- **SET EXERCISE**
Search the material for the word "СБГЭ" and report each line where it turns up.

- **INPUT DATA**
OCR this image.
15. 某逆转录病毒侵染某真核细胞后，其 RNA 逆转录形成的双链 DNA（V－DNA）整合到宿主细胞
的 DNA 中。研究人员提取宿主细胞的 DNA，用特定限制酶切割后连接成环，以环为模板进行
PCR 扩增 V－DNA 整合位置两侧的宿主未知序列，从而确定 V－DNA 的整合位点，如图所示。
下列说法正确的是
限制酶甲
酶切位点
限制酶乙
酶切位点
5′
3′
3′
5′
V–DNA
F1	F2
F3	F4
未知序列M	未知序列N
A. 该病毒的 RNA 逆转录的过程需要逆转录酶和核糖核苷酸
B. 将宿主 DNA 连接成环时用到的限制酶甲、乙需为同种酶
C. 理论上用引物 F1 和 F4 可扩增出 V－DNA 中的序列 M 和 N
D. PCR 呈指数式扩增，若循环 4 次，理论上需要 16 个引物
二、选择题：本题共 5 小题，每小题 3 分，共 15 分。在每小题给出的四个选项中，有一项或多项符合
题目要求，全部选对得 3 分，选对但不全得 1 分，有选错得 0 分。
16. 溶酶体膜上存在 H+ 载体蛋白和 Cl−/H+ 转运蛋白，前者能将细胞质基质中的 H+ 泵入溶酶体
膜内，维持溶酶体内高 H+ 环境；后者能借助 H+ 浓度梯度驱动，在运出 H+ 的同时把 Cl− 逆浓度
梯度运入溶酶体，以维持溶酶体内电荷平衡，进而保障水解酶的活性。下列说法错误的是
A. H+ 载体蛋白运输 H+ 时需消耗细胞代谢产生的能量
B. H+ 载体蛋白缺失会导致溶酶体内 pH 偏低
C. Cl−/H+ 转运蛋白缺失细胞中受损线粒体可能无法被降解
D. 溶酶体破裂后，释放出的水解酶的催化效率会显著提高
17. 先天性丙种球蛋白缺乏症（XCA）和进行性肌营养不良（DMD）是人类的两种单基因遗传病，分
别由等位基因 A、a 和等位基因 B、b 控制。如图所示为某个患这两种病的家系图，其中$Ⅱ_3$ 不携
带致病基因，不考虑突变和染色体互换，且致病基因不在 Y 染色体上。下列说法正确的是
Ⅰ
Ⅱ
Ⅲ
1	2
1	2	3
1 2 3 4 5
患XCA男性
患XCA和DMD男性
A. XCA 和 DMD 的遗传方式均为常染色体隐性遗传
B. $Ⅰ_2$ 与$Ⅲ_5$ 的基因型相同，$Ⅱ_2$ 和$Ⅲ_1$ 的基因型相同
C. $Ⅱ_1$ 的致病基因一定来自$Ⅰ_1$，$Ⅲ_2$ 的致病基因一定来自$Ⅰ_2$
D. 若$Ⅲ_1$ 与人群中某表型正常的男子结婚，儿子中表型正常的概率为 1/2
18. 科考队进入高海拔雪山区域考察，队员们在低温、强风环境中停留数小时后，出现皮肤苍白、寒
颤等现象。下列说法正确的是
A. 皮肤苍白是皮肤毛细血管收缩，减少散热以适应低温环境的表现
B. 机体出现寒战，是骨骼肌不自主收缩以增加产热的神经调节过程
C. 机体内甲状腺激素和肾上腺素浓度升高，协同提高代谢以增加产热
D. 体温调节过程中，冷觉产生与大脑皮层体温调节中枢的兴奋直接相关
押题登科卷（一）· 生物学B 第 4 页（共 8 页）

* * *

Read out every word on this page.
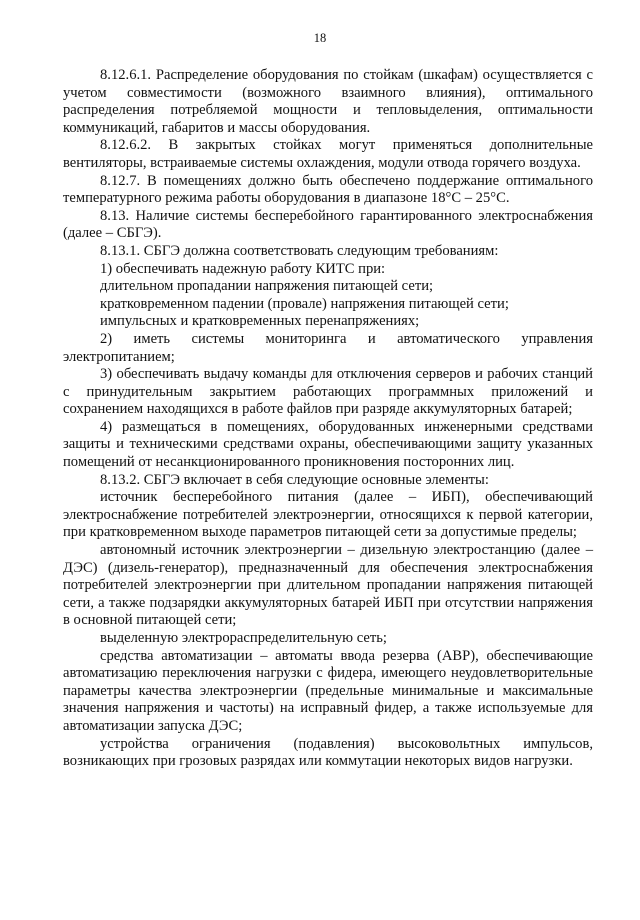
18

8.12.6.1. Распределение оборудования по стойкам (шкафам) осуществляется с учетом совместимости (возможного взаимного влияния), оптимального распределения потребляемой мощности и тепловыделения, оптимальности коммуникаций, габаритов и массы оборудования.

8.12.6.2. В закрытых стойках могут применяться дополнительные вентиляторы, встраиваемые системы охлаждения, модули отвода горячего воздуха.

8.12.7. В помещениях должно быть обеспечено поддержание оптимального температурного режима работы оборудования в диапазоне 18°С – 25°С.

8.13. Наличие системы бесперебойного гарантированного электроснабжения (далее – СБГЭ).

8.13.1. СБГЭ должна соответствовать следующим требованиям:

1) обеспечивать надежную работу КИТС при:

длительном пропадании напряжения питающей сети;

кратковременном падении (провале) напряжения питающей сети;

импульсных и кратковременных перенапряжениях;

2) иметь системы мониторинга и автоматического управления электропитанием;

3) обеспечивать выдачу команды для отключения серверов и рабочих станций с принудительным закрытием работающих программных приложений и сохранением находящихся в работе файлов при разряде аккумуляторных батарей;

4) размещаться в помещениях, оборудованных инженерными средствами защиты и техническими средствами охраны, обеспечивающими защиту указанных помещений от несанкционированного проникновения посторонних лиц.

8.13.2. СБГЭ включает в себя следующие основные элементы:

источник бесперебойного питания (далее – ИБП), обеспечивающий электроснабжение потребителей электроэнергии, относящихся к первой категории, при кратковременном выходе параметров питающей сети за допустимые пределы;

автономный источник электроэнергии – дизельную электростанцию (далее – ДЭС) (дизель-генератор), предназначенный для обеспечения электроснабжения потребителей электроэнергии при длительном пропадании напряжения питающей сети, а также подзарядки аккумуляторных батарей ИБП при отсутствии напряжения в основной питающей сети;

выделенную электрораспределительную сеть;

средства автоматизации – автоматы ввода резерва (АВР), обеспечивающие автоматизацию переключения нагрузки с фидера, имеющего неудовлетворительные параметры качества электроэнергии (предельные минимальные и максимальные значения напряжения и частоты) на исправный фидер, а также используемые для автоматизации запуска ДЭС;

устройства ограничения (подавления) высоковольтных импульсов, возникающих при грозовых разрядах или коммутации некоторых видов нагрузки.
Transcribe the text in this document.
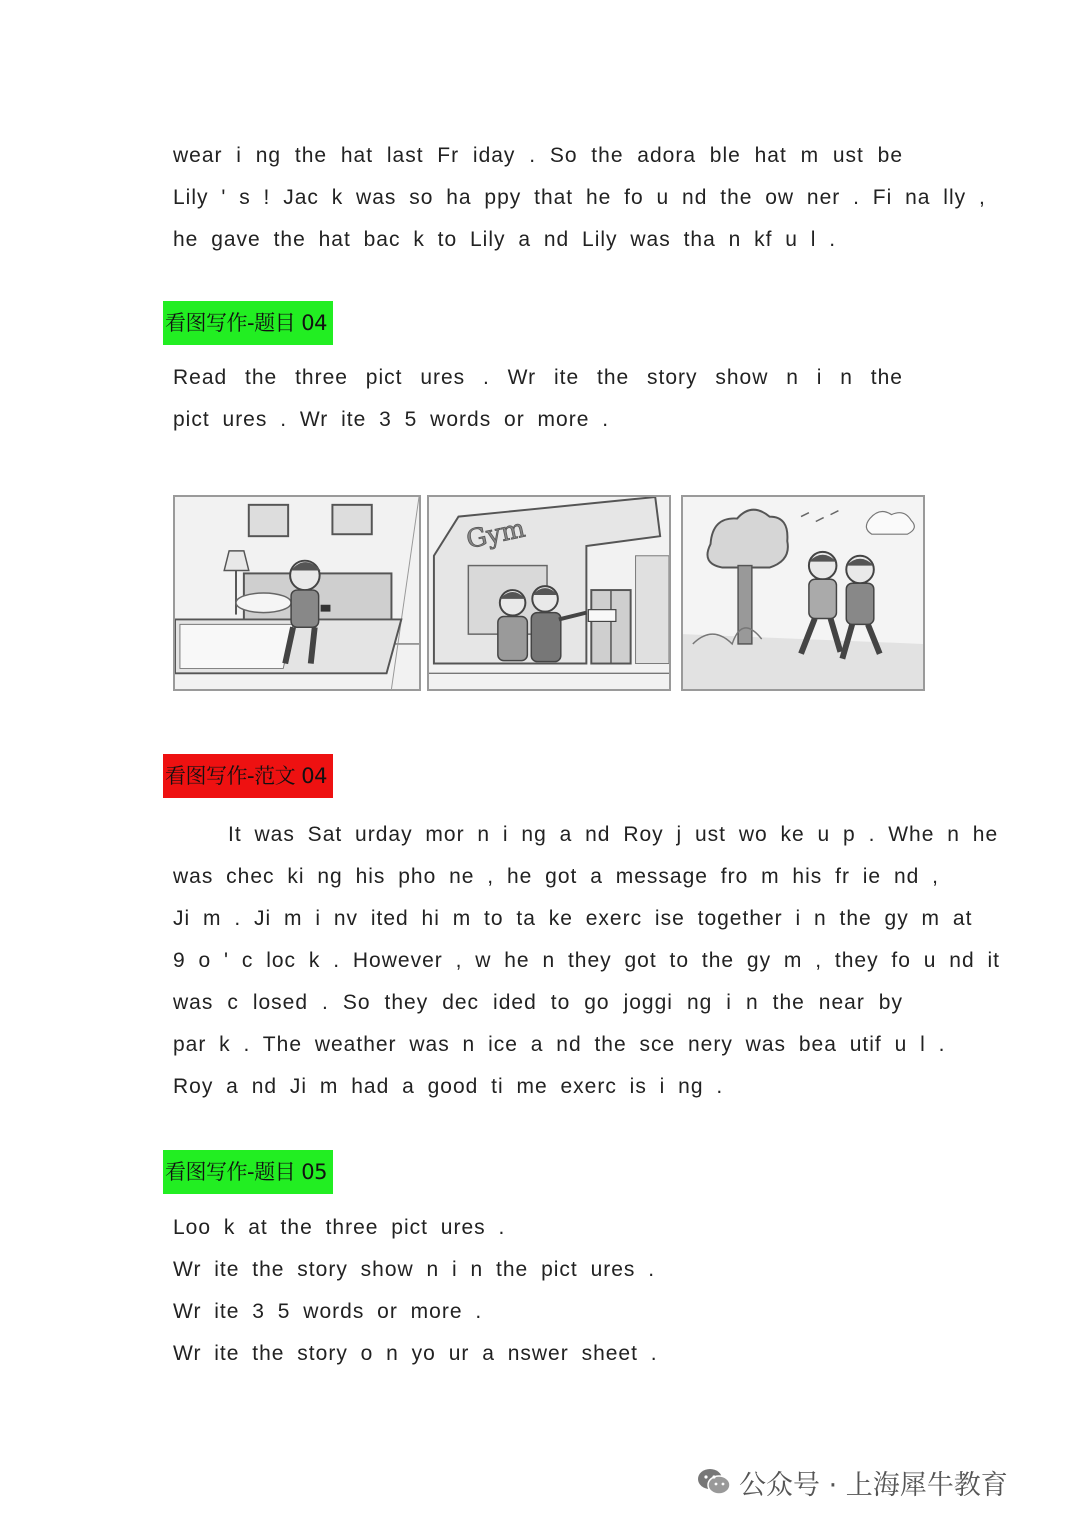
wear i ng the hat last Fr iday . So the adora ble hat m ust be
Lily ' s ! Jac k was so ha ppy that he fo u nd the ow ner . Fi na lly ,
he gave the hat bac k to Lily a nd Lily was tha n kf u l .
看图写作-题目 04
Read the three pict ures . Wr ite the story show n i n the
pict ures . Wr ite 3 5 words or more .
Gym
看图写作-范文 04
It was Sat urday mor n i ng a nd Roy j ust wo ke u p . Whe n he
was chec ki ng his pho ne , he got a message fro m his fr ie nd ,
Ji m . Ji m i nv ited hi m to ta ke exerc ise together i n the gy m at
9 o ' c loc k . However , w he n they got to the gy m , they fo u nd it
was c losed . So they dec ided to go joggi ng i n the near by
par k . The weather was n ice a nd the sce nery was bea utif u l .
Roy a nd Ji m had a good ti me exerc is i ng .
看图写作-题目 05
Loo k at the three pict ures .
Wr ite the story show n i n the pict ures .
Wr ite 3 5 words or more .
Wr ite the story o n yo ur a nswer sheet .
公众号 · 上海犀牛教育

- **REPLY TO THE EXERCISE**
8.13. Наличие системы бесперебойного гарантированного электроснабжения (далее – СБГЭ).
8.13.1. СБГЭ должна соответствовать следующим требованиям:
8.13.2. СБГЭ включает в себя следующие основные элементы:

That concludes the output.